(Problem statement):
Every record that follows must be duplicated exactly, with images left out.

....................

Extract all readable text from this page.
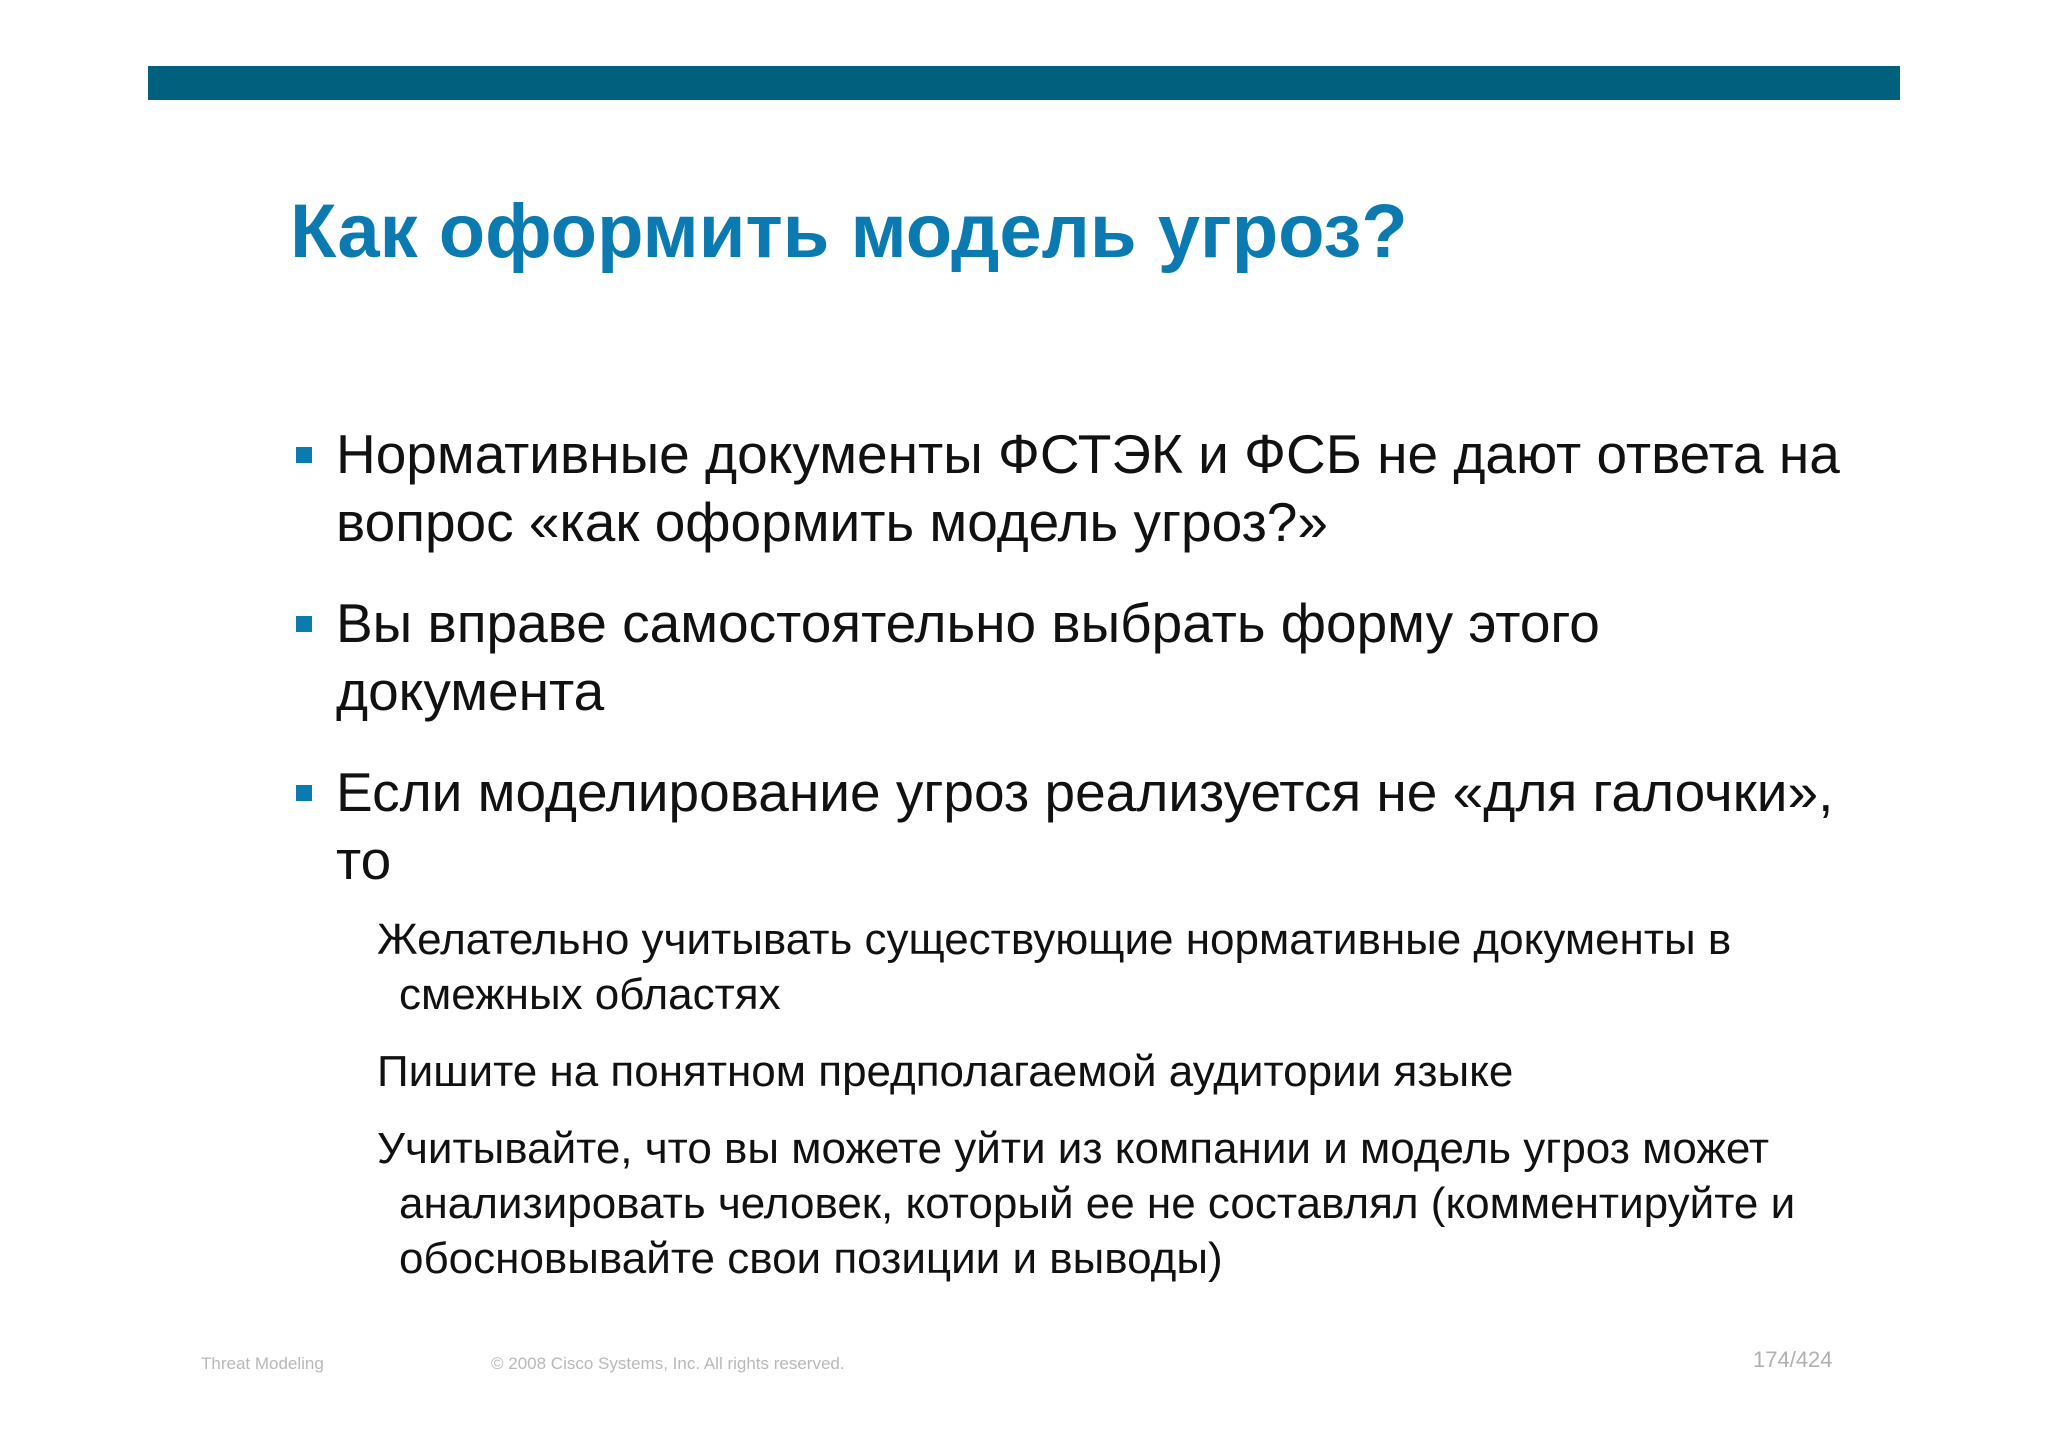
Как оформить модель угроз?
Нормативные документы ФСТЭК и ФСБ не дают ответа на вопрос «как оформить модель угроз?»
Вы вправе самостоятельно выбрать форму этого документа
Если моделирование угроз реализуется не «для галочки», то
Желательно учитывать существующие нормативные документы в смежных областях
Пишите на понятном предполагаемой аудитории языке
Учитывайте, что вы можете уйти из компании и модель угроз может анализировать человек, который ее не составлял (комментируйте и обосновывайте свои позиции и выводы)
Threat Modeling	© 2008 Cisco Systems, Inc. All rights reserved.	174/424
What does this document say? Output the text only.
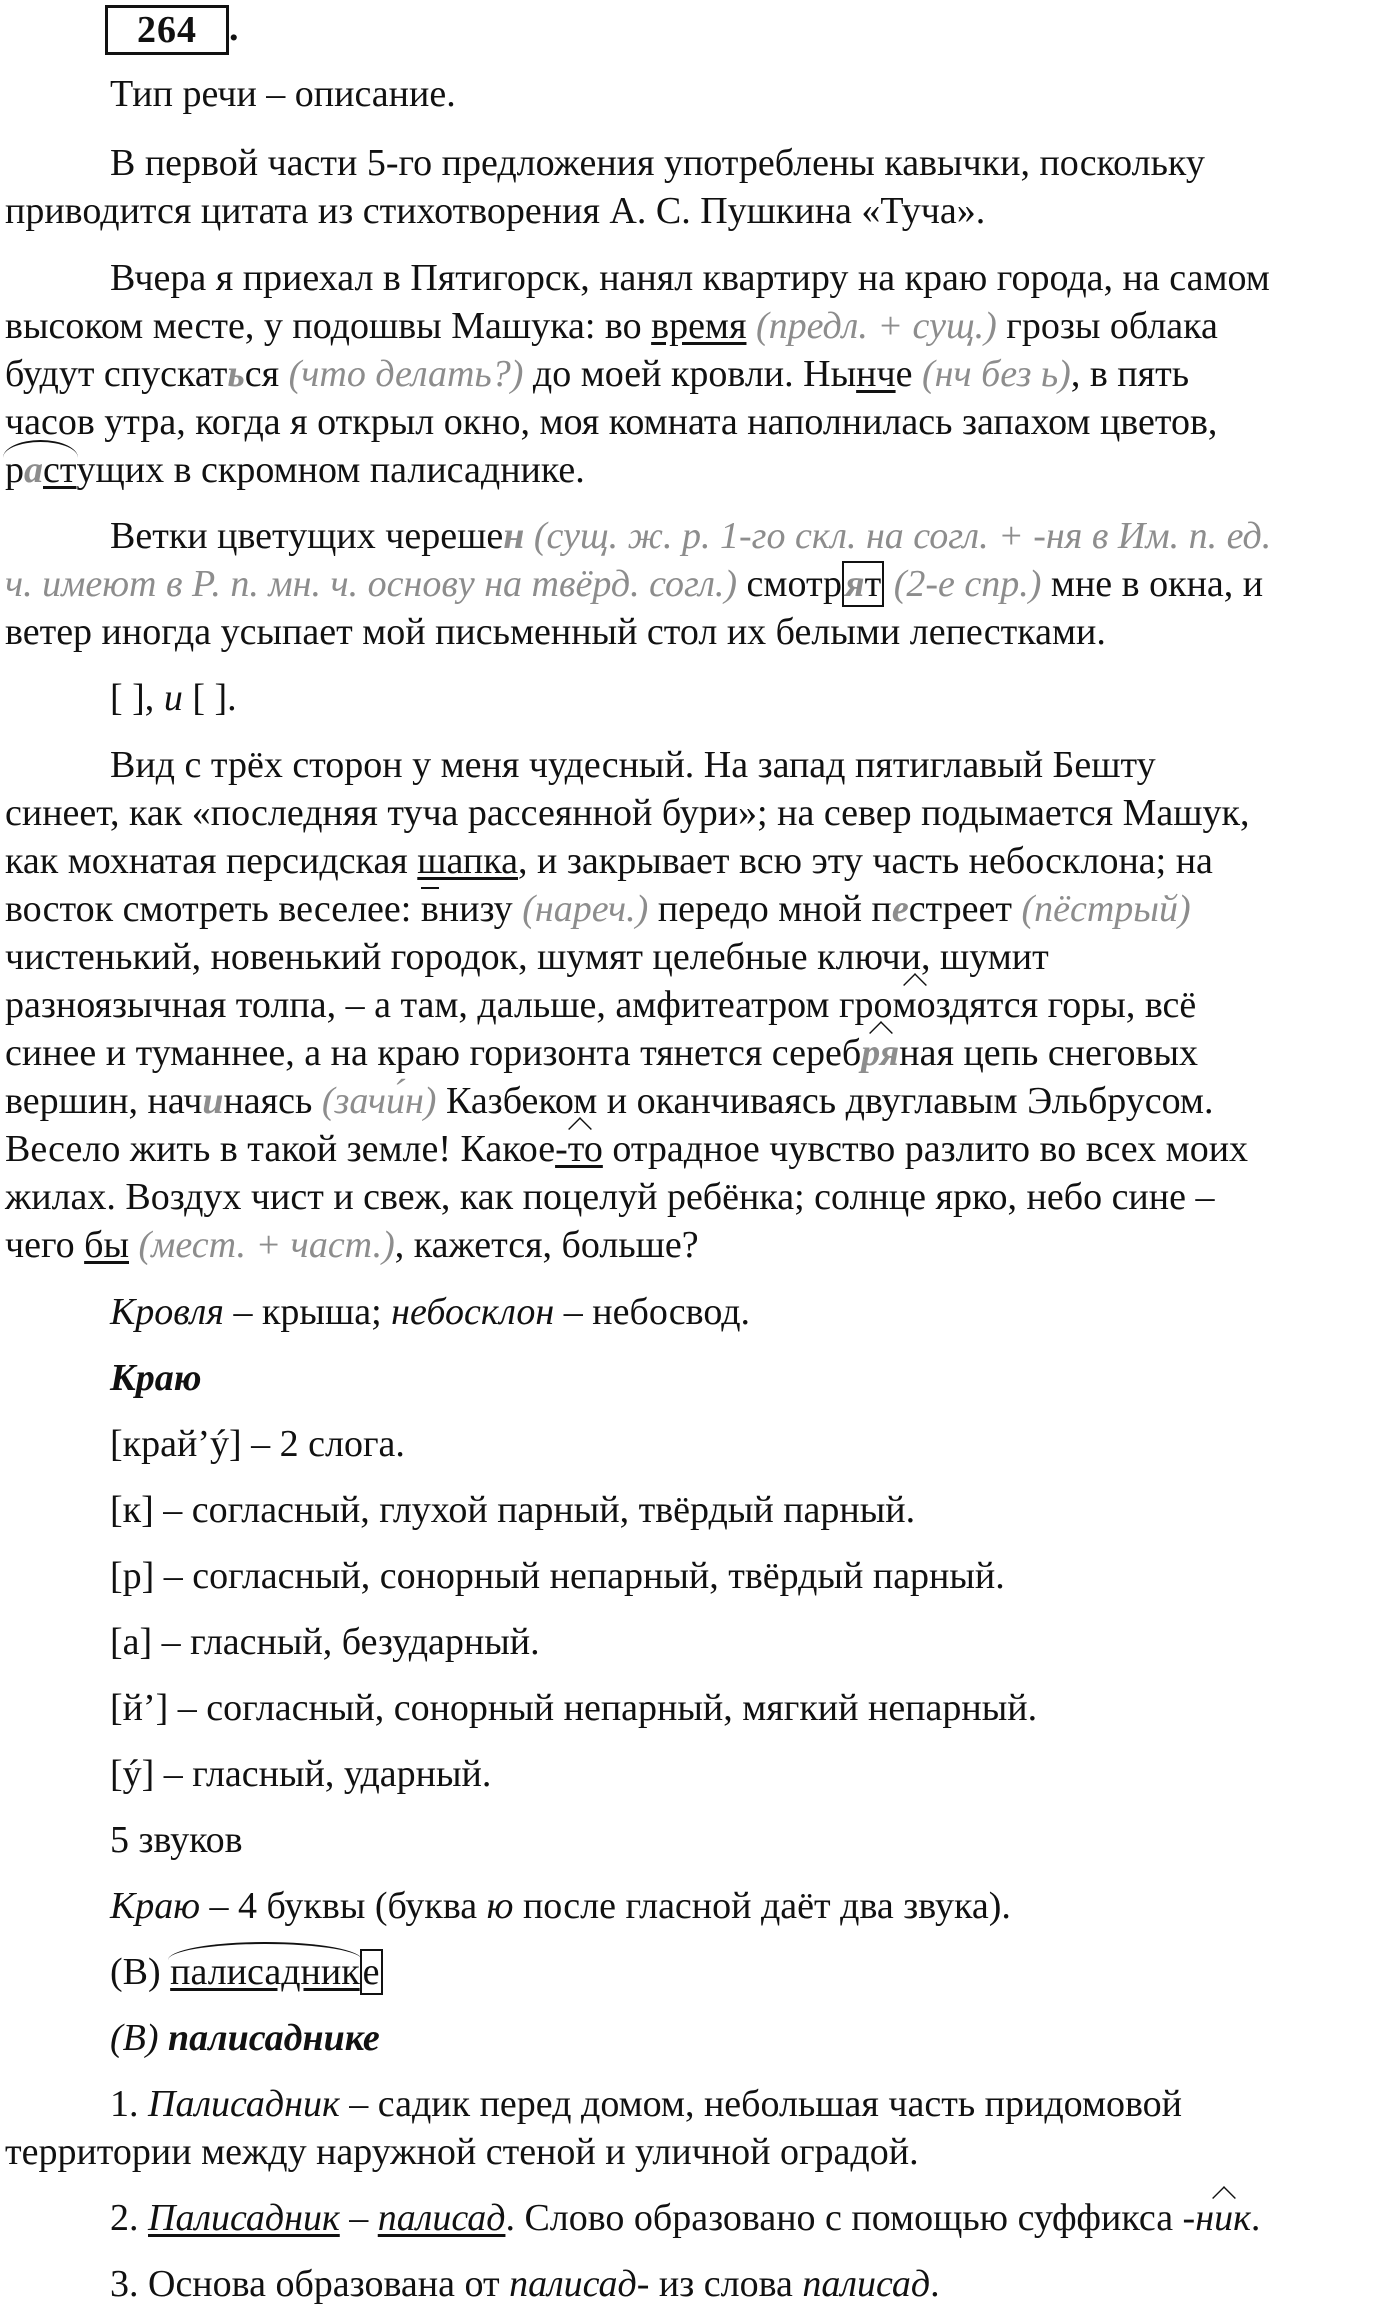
264 .
Тип речи – описание.
В первой части 5-го предложения употреблены кавычки, поскольку
приводится цитата из стихотворения А. С. Пушкина «Туча».
Вчера я приехал в Пятигорск, нанял квартиру на краю города, на самом
высоком месте, у подошвы Машука: во время (предл. + сущ.) грозы облака
будут спускаться (что делать?) до моей кровли. Нынче (нч без ь), в пять
часов утра, когда я открыл окно, моя комната наполнилась запахом цветов,
растущих в скромном палисаднике.
Ветки цветущих черешен (сущ. ж. р. 1-го скл. на согл. + -ня в Им. п. ед.
ч. имеют в Р. п. мн. ч. основу на твёрд. согл.) смотрят (2-е спр.) мне в окна, и
ветер иногда усыпает мой письменный стол их белыми лепестками.
[ ], и [ ].
Вид с трёх сторон у меня чудесный. На запад пятиглавый Бешту
синеет, как «последняя туча рассеянной бури»; на север подымается Машук,
как мохнатая персидская шапка, и закрывает всю эту часть небосклона; на
восток смотреть веселее: внизу (нареч.) передо мной пестреет (пёстрый)
чистенький, новенький городок, шумят целебные ключи, шумит
разноязычная толпа, – а там, дальше, амфитеатром громоздятся горы, всё
синее и туманнее, а на краю горизонта тянется серебряная цепь снеговых
вершин, начинаясь (зачи́н) Казбеком и оканчиваясь двуглавым Эльбрусом.
Весело жить в такой земле! Какое-то отрадное чувство разлито во всех моих
жилах. Воздух чист и свеж, как поцелуй ребёнка; солнце ярко, небо сине –
чего бы (мест. + част.), кажется, больше?
Кровля – крыша; небосклон – небосвод.
Краю
[край’ý] – 2 слога.
[к] – согласный, глухой парный, твёрдый парный.
[р] – согласный, сонорный непарный, твёрдый парный.
[а] – гласный, безударный.
[й’] – согласный, сонорный непарный, мягкий непарный.
[ý] – гласный, ударный.
5 звуков
Краю – 4 буквы (буква ю после гласной даёт два звука).
(В) палисаднике
(В) палисаднике
1. Палисадник – садик перед домом, небольшая часть придомовой
территории между наружной стеной и уличной оградой.
2. Палисадник – палисад. Слово образовано с помощью суффикса -ник.
3. Основа образована от палисад- из слова палисад.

....................

(Exercise output):
Extract all readable text from this page.
Как оформить модель угроз?
Нормативные документы ФСТЭК и ФСБ не дают ответа на вопрос «как оформить модель угроз?»
Вы вправе самостоятельно выбрать форму этого документа
Если моделирование угроз реализуется не «для галочки», то
Желательно учитывать существующие нормативные документы в смежных областях
Пишите на понятном предполагаемой аудитории языке
Учитывайте, что вы можете уйти из компании и модель угроз может анализировать человек, который ее не составлял (комментируйте и обосновывайте свои позиции и выводы)
Threat Modeling	© 2008 Cisco Systems, Inc. All rights reserved.	174/424
What does this document say? Output the text only.
264 .
Тип речи – описание.
В первой части 5-го предложения употреблены кавычки, поскольку
приводится цитата из стихотворения А. С. Пушкина «Туча».
Вчера я приехал в Пятигорск, нанял квартиру на краю города, на самом
высоком месте, у подошвы Машука: во время (предл. + сущ.) грозы облака
будут спускаться (что делать?) до моей кровли. Нынче (нч без ь), в пять
часов утра, когда я открыл окно, моя комната наполнилась запахом цветов,
растущих в скромном палисаднике.
Ветки цветущих черешен (сущ. ж. р. 1-го скл. на согл. + -ня в Им. п. ед.
ч. имеют в Р. п. мн. ч. основу на твёрд. согл.) смотрят (2-е спр.) мне в окна, и
ветер иногда усыпает мой письменный стол их белыми лепестками.
[ ], и [ ].
Вид с трёх сторон у меня чудесный. На запад пятиглавый Бешту
синеет, как «последняя туча рассеянной бури»; на север подымается Машук,
как мохнатая персидская шапка, и закрывает всю эту часть небосклона; на
восток смотреть веселее: внизу (нареч.) передо мной пестреет (пёстрый)
чистенький, новенький городок, шумят целебные ключи, шумит
разноязычная толпа, – а там, дальше, амфитеатром громоздятся горы, всё
синее и туманнее, а на краю горизонта тянется серебряная цепь снеговых
вершин, начинаясь (зачи́н) Казбеком и оканчиваясь двуглавым Эльбрусом.
Весело жить в такой земле! Какое-то отрадное чувство разлито во всех моих
жилах. Воздух чист и свеж, как поцелуй ребёнка; солнце ярко, небо сине –
чего бы (мест. + част.), кажется, больше?
Кровля – крыша; небосклон – небосвод.
Краю
[край’ý] – 2 слога.
[к] – согласный, глухой парный, твёрдый парный.
[р] – согласный, сонорный непарный, твёрдый парный.
[а] – гласный, безударный.
[й’] – согласный, сонорный непарный, мягкий непарный.
[ý] – гласный, ударный.
5 звуков
Краю – 4 буквы (буква ю после гласной даёт два звука).
(В) палисаднике
(В) палисаднике
1. Палисадник – садик перед домом, небольшая часть придомовой
территории между наружной стеной и уличной оградой.
2. Палисадник – палисад. Слово образовано с помощью суффикса -ник.
3. Основа образована от палисад- из слова палисад.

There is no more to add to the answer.